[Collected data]

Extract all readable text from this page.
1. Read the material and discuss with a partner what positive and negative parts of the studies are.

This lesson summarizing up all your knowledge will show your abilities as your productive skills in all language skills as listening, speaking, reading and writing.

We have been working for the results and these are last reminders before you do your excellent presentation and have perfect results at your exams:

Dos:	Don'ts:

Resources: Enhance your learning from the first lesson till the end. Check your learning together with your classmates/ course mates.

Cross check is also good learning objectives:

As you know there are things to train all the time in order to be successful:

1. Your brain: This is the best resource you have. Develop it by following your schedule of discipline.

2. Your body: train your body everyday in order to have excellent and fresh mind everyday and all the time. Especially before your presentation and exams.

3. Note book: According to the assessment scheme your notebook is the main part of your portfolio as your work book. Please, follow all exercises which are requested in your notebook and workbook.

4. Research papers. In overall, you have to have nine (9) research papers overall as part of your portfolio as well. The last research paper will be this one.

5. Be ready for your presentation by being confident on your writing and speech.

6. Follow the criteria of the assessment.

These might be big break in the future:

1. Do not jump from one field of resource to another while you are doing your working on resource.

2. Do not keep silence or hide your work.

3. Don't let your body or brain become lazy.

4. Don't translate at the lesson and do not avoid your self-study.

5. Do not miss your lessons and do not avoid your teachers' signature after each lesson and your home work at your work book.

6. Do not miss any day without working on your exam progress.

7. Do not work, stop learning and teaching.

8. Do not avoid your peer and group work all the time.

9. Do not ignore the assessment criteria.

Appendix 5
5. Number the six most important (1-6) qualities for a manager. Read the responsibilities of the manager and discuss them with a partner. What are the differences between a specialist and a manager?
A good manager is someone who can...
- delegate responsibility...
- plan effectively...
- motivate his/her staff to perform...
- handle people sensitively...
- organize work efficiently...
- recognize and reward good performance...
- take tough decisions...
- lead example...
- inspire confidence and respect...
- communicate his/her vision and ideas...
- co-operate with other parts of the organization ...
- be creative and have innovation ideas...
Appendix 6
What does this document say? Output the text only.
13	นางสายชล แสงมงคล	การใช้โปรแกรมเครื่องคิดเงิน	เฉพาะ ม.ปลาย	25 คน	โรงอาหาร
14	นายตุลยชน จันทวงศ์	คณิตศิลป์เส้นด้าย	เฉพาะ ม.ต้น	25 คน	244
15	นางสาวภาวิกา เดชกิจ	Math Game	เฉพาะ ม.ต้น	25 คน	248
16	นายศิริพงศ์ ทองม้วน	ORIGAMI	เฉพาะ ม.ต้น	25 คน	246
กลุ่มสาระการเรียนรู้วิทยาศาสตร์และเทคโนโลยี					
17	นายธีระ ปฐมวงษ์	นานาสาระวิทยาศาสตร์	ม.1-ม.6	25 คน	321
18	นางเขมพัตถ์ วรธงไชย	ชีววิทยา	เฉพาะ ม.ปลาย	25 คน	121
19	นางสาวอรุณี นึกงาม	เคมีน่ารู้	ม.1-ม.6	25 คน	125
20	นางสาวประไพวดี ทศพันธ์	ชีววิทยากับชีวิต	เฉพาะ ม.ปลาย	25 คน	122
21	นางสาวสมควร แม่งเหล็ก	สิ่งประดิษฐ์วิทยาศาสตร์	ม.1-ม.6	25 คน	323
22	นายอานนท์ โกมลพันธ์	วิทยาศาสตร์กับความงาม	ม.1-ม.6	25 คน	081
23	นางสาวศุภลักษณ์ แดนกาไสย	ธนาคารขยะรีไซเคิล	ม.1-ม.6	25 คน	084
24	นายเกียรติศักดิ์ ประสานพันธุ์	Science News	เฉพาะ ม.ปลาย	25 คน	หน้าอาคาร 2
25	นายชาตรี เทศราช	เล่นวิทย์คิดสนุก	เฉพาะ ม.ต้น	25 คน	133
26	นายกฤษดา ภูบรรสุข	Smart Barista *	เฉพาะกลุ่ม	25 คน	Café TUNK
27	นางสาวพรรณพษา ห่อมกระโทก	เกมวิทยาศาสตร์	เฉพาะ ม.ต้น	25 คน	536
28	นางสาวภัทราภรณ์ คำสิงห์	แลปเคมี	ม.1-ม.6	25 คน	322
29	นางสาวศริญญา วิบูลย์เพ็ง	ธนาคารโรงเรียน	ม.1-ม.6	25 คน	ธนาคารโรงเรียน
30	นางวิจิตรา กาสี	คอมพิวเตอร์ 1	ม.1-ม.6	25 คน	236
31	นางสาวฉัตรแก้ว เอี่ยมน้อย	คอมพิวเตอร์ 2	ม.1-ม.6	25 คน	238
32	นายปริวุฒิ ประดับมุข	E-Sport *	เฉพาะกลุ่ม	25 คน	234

**What you will do**
Restate every entry word for word.

**Task answer**
Extract all readable text from this page.
1. Read the material and discuss with a partner what positive and negative parts of the studies are.

This lesson summarizing up all your knowledge will show your abilities as your productive skills in all language skills as listening, speaking, reading and writing.

We have been working for the results and these are last reminders before you do your excellent presentation and have perfect results at your exams:

Dos:	Don'ts:

Resources: Enhance your learning from the first lesson till the end. Check your learning together with your classmates/ course mates.

Cross check is also good learning objectives:

As you know there are things to train all the time in order to be successful:

1. Your brain: This is the best resource you have. Develop it by following your schedule of discipline.

2. Your body: train your body everyday in order to have excellent and fresh mind everyday and all the time. Especially before your presentation and exams.

3. Note book: According to the assessment scheme your notebook is the main part of your portfolio as your work book. Please, follow all exercises which are requested in your notebook and workbook.

4. Research papers. In overall, you have to have nine (9) research papers overall as part of your portfolio as well. The last research paper will be this one.

5. Be ready for your presentation by being confident on your writing and speech.

6. Follow the criteria of the assessment.

These might be big break in the future:

1. Do not jump from one field of resource to another while you are doing your working on resource.

2. Do not keep silence or hide your work.

3. Don't let your body or brain become lazy.

4. Don't translate at the lesson and do not avoid your self-study.

5. Do not miss your lessons and do not avoid your teachers' signature after each lesson and your home work at your work book.

6. Do not miss any day without working on your exam progress.

7. Do not work, stop learning and teaching.

8. Do not avoid your peer and group work all the time.

9. Do not ignore the assessment criteria.

Appendix 5
5. Number the six most important (1-6) qualities for a manager. Read the responsibilities of the manager and discuss them with a partner. What are the differences between a specialist and a manager?
A good manager is someone who can...
- delegate responsibility...
- plan effectively...
- motivate his/her staff to perform...
- handle people sensitively...
- organize work efficiently...
- recognize and reward good performance...
- take tough decisions...
- lead example...
- inspire confidence and respect...
- communicate his/her vision and ideas...
- co-operate with other parts of the organization ...
- be creative and have innovation ideas...
Appendix 6
What does this document say? Output the text only.
13	นางสายชล แสงมงคล	การใช้โปรแกรมเครื่องคิดเงิน	เฉพาะ ม.ปลาย	25 คน	โรงอาหาร
14	นายตุลยชน จันทวงศ์	คณิตศิลป์เส้นด้าย	เฉพาะ ม.ต้น	25 คน	244
15	นางสาวภาวิกา เดชกิจ	Math Game	เฉพาะ ม.ต้น	25 คน	248
16	นายศิริพงศ์ ทองม้วน	ORIGAMI	เฉพาะ ม.ต้น	25 คน	246
กลุ่มสาระการเรียนรู้วิทยาศาสตร์และเทคโนโลยี					
17	นายธีระ ปฐมวงษ์	นานาสาระวิทยาศาสตร์	ม.1-ม.6	25 คน	321
18	นางเขมพัตถ์ วรธงไชย	ชีววิทยา	เฉพาะ ม.ปลาย	25 คน	121
19	นางสาวอรุณี นึกงาม	เคมีน่ารู้	ม.1-ม.6	25 คน	125
20	นางสาวประไพวดี ทศพันธ์	ชีววิทยากับชีวิต	เฉพาะ ม.ปลาย	25 คน	122
21	นางสาวสมควร แม่งเหล็ก	สิ่งประดิษฐ์วิทยาศาสตร์	ม.1-ม.6	25 คน	323
22	นายอานนท์ โกมลพันธ์	วิทยาศาสตร์กับความงาม	ม.1-ม.6	25 คน	081
23	นางสาวศุภลักษณ์ แดนกาไสย	ธนาคารขยะรีไซเคิล	ม.1-ม.6	25 คน	084
24	นายเกียรติศักดิ์ ประสานพันธุ์	Science News	เฉพาะ ม.ปลาย	25 คน	หน้าอาคาร 2
25	นายชาตรี เทศราช	เล่นวิทย์คิดสนุก	เฉพาะ ม.ต้น	25 คน	133
26	นายกฤษดา ภูบรรสุข	Smart Barista *	เฉพาะกลุ่ม	25 คน	Café TUNK
27	นางสาวพรรณพษา ห่อมกระโทก	เกมวิทยาศาสตร์	เฉพาะ ม.ต้น	25 คน	536
28	นางสาวภัทราภรณ์ คำสิงห์	แลปเคมี	ม.1-ม.6	25 คน	322
29	นางสาวศริญญา วิบูลย์เพ็ง	ธนาคารโรงเรียน	ม.1-ม.6	25 คน	ธนาคารโรงเรียน
30	นางวิจิตรา กาสี	คอมพิวเตอร์ 1	ม.1-ม.6	25 คน	236
31	นางสาวฉัตรแก้ว เอี่ยมน้อย	คอมพิวเตอร์ 2	ม.1-ม.6	25 คน	238
32	นายปริวุฒิ ประดับมุข	E-Sport *	เฉพาะกลุ่ม	25 คน	234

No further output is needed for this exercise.